Copy all lines below containing "łączą".
──────── DATA PROVIDED
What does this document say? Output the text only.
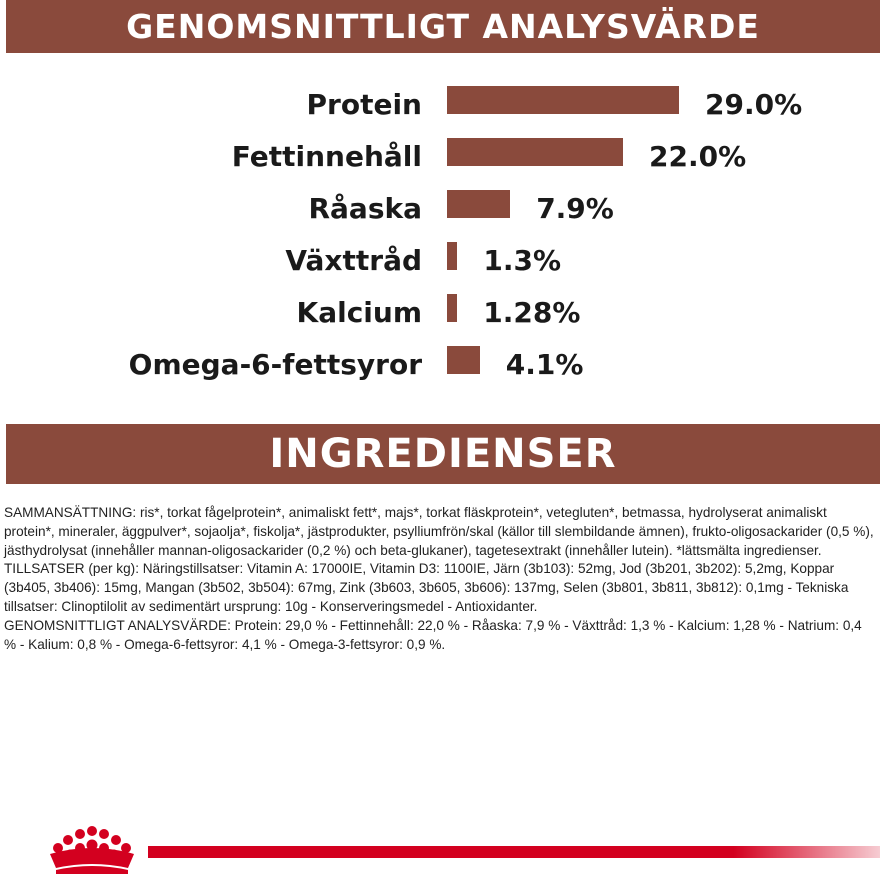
GENOMSNITTLIGT ANALYSVÄRDE
Protein	29.0%
Fettinnehåll	22.0%
Råaska	7.9%
Växttråd 1.3%
Kalcium 1.28%
Omega-6-fettsyror	4.1%
INGREDIENSER

SAMMANSÄTTNING: ris*, torkat fågelprotein*, animaliskt fett*, majs*, torkat fläskprotein*, vetegluten*, betmassa, hydrolyserat animaliskt protein*, mineraler, äggpulver*, sojaolja*, fiskolja*, jästprodukter, psylliumfrön/skal (källor till slembildande ämnen), frukto-oligosackarider (0,5 %), jästhydrolysat (innehåller mannan-oligosackarider (0,2 %) och beta-glukaner), tagetesextrakt (innehåller lutein). *lättsmälta ingredienser.

TILLSATSER (per kg): Näringstillsatser: Vitamin A: 17000IE, Vitamin D3: 1100IE, Järn (3b103): 52mg, Jod (3b201, 3b202): 5,2mg, Koppar (3b405, 3b406): 15mg, Mangan (3b502, 3b504): 67mg, Zink (3b603, 3b605, 3b606): 137mg, Selen (3b801, 3b811, 3b812): 0,1mg - Tekniska tillsatser: Clinoptilolit av sedimentärt ursprung: 10g - Konserveringsmedel - Antioxidanter.

GENOMSNITTLIGT ANALYSVÄRDE: Protein: 29,0 % - Fettinnehåll: 22,0 % - Råaska: 7,9 % - Växttråd: 1,3 % - Kalcium: 1,28 % - Natrium: 0,4 % - Kalium: 0,8 % - Omega-6-fettsyror: 4,1 % - Omega-3-fettsyror: 0,9 %.
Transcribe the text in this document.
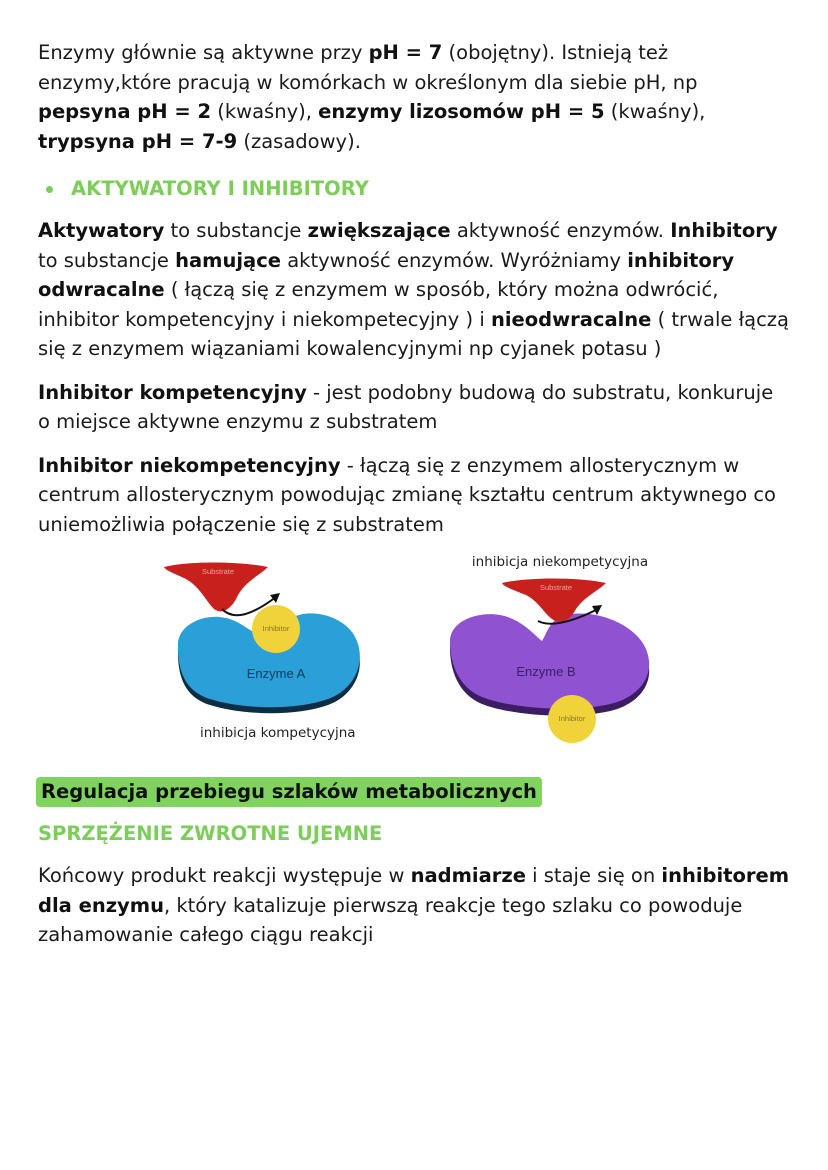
Enzymy głównie są aktywne przy pH = 7 (obojętny). Istnieją też enzymy,które pracują w komórkach w określonym dla siebie pH, np pepsyna pH = 2 (kwaśny), enzymy lizosomów pH = 5 (kwaśny), trypsyna pH = 7-9 (zasadowy).

AKTYWATORY I INHIBITORY

Aktywatory to substancje zwiększające aktywność enzymów. Inhibitory to substancje hamujące aktywność enzymów. Wyróżniamy inhibitory odwracalne ( łączą się z enzymem w sposób, który można odwrócić, inhibitor kompetencyjny i niekompetecyjny ) i nieodwracalne ( trwale łączą się z enzymem wiązaniami kowalencyjnymi np cyjanek potasu )

Inhibitor kompetencyjny - jest podobny budową do substratu, konkuruje o miejsce aktywne enzymu z substratem

Inhibitor niekompetencyjny - łączą się z enzymem allosterycznym w centrum allosterycznym powodując zmianę kształtu centrum aktywnego co uniemożliwia połączenie się z substratem

Substrate
Inhibitor
Enzyme A
inhibicja niekompetycyjna
Substrate
Inhibitor
Enzyme B
inhibicja kompetycyjna
Regulacja przebiegu szlaków metabolicznych
SPRZĘŻENIE ZWROTNE UJEMNE

Końcowy produkt reakcji występuje w nadmiarze i staje się on inhibitorem dla enzymu, który katalizuje pierwszą reakcje tego szlaku co powoduje zahamowanie całego ciągu reakcji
────────────────
*ANSWER TO THIS EXERCISE*.
Aktywatory to substancje zwiększające aktywność enzymów. Inhibitory to substancje hamujące aktywność enzymów. Wyróżniamy inhibitory odwracalne ( łączą się z enzymem w sposób, który można odwrócić, inhibitor kompetencyjny i niekompetecyjny ) i nieodwracalne ( trwale łączą się z enzymem wiązaniami kowalencyjnymi np cyjanek potasu )
Inhibitor niekompetencyjny - łączą się z enzymem allosterycznym w centrum allosterycznym powodując zmianę kształtu centrum aktywnego co uniemożliwia połączenie się z substratem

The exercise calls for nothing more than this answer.